- Problem details -
Your task is to reproduce the entries below word for word.

[Data records]
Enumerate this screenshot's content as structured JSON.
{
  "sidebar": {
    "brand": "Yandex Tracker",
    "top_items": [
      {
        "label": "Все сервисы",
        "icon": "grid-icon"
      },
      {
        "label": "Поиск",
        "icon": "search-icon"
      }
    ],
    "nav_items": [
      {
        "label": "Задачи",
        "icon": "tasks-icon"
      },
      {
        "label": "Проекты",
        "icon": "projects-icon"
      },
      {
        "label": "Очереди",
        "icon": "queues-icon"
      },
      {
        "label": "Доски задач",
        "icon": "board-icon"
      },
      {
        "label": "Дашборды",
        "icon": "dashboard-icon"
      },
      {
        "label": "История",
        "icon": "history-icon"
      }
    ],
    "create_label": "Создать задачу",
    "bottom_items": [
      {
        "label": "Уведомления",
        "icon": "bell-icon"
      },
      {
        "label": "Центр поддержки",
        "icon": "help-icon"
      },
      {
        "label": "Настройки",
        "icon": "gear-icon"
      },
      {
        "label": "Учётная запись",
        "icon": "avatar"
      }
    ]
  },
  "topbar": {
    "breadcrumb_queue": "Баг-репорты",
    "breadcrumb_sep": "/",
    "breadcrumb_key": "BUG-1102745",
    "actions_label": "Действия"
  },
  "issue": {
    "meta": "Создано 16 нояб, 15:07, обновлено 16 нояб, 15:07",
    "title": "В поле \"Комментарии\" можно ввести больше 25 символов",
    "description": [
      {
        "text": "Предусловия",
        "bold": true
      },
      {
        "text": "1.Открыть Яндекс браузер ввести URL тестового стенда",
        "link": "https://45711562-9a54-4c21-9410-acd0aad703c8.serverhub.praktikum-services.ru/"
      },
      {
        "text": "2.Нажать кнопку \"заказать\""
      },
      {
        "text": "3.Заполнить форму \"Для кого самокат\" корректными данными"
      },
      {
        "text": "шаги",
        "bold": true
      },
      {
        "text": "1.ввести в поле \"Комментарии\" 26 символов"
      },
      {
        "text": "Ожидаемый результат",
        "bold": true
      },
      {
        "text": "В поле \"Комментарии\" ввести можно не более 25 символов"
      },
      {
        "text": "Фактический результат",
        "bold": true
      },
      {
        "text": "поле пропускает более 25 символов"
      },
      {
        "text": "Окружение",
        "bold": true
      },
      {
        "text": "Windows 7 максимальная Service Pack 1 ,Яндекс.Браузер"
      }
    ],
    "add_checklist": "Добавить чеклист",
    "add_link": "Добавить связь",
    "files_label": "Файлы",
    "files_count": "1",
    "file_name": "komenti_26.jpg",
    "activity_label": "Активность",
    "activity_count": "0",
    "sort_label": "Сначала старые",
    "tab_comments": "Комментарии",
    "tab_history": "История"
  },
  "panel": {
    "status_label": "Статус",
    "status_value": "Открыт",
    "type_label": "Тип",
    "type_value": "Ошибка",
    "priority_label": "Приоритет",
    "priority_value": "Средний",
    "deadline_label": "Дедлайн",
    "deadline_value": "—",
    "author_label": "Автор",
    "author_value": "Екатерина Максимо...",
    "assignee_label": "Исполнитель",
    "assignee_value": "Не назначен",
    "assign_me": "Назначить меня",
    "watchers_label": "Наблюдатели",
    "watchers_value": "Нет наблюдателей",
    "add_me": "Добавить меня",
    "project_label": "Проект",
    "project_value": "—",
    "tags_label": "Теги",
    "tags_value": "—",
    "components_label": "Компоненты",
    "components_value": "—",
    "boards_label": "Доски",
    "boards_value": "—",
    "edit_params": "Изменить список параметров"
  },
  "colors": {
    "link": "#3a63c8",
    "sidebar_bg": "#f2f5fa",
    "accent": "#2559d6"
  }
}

- Response to the exercise -
Enumerate this screenshot's content as structured JSON.
{
  "sidebar": {
    "brand": "Yandex Tracker",
    "top_items": [
      {
        "label": "Все сервисы",
        "icon": "grid-icon"
      },
      {
        "label": "Поиск",
        "icon": "search-icon"
      }
    ],
    "nav_items": [
      {
        "label": "Задачи",
        "icon": "tasks-icon"
      },
      {
        "label": "Проекты",
        "icon": "projects-icon"
      },
      {
        "label": "Очереди",
        "icon": "queues-icon"
      },
      {
        "label": "Доски задач",
        "icon": "board-icon"
      },
      {
        "label": "Дашборды",
        "icon": "dashboard-icon"
      },
      {
        "label": "История",
        "icon": "history-icon"
      }
    ],
    "create_label": "Создать задачу",
    "bottom_items": [
      {
        "label": "Уведомления",
        "icon": "bell-icon"
      },
      {
        "label": "Центр поддержки",
        "icon": "help-icon"
      },
      {
        "label": "Настройки",
        "icon": "gear-icon"
      },
      {
        "label": "Учётная запись",
        "icon": "avatar"
      }
    ]
  },
  "topbar": {
    "breadcrumb_queue": "Баг-репорты",
    "breadcrumb_sep": "/",
    "breadcrumb_key": "BUG-1102745",
    "actions_label": "Действия"
  },
  "issue": {
    "meta": "Создано 16 нояб, 15:07, обновлено 16 нояб, 15:07",
    "title": "В поле \"Комментарии\" можно ввести больше 25 символов",
    "description": [
      {
        "text": "Предусловия",
        "bold": true
      },
      {
        "text": "1.Открыть Яндекс браузер ввести URL тестового стенда",
        "link": "https://45711562-9a54-4c21-9410-acd0aad703c8.serverhub.praktikum-services.ru/"
      },
      {
        "text": "2.Нажать кнопку \"заказать\""
      },
      {
        "text": "3.Заполнить форму \"Для кого самокат\" корректными данными"
      },
      {
        "text": "шаги",
        "bold": true
      },
      {
        "text": "1.ввести в поле \"Комментарии\" 26 символов"
      },
      {
        "text": "Ожидаемый результат",
        "bold": true
      },
      {
        "text": "В поле \"Комментарии\" ввести можно не более 25 символов"
      },
      {
        "text": "Фактический результат",
        "bold": true
      },
      {
        "text": "поле пропускает более 25 символов"
      },
      {
        "text": "Окружение",
        "bold": true
      },
      {
        "text": "Windows 7 максимальная Service Pack 1 ,Яндекс.Браузер"
      }
    ],
    "add_checklist": "Добавить чеклист",
    "add_link": "Добавить связь",
    "files_label": "Файлы",
    "files_count": "1",
    "file_name": "komenti_26.jpg",
    "activity_label": "Активность",
    "activity_count": "0",
    "sort_label": "Сначала старые",
    "tab_comments": "Комментарии",
    "tab_history": "История"
  },
  "panel": {
    "status_label": "Статус",
    "status_value": "Открыт",
    "type_label": "Тип",
    "type_value": "Ошибка",
    "priority_label": "Приоритет",
    "priority_value": "Средний",
    "deadline_label": "Дедлайн",
    "deadline_value": "—",
    "author_label": "Автор",
    "author_value": "Екатерина Максимо...",
    "assignee_label": "Исполнитель",
    "assignee_value": "Не назначен",
    "assign_me": "Назначить меня",
    "watchers_label": "Наблюдатели",
    "watchers_value": "Нет наблюдателей",
    "add_me": "Добавить меня",
    "project_label": "Проект",
    "project_value": "—",
    "tags_label": "Теги",
    "tags_value": "—",
    "components_label": "Компоненты",
    "components_value": "—",
    "boards_label": "Доски",
    "boards_value": "—",
    "edit_params": "Изменить список параметров"
  },
  "colors": {
    "link": "#3a63c8",
    "sidebar_bg": "#f2f5fa",
    "accent": "#2559d6"
  }
}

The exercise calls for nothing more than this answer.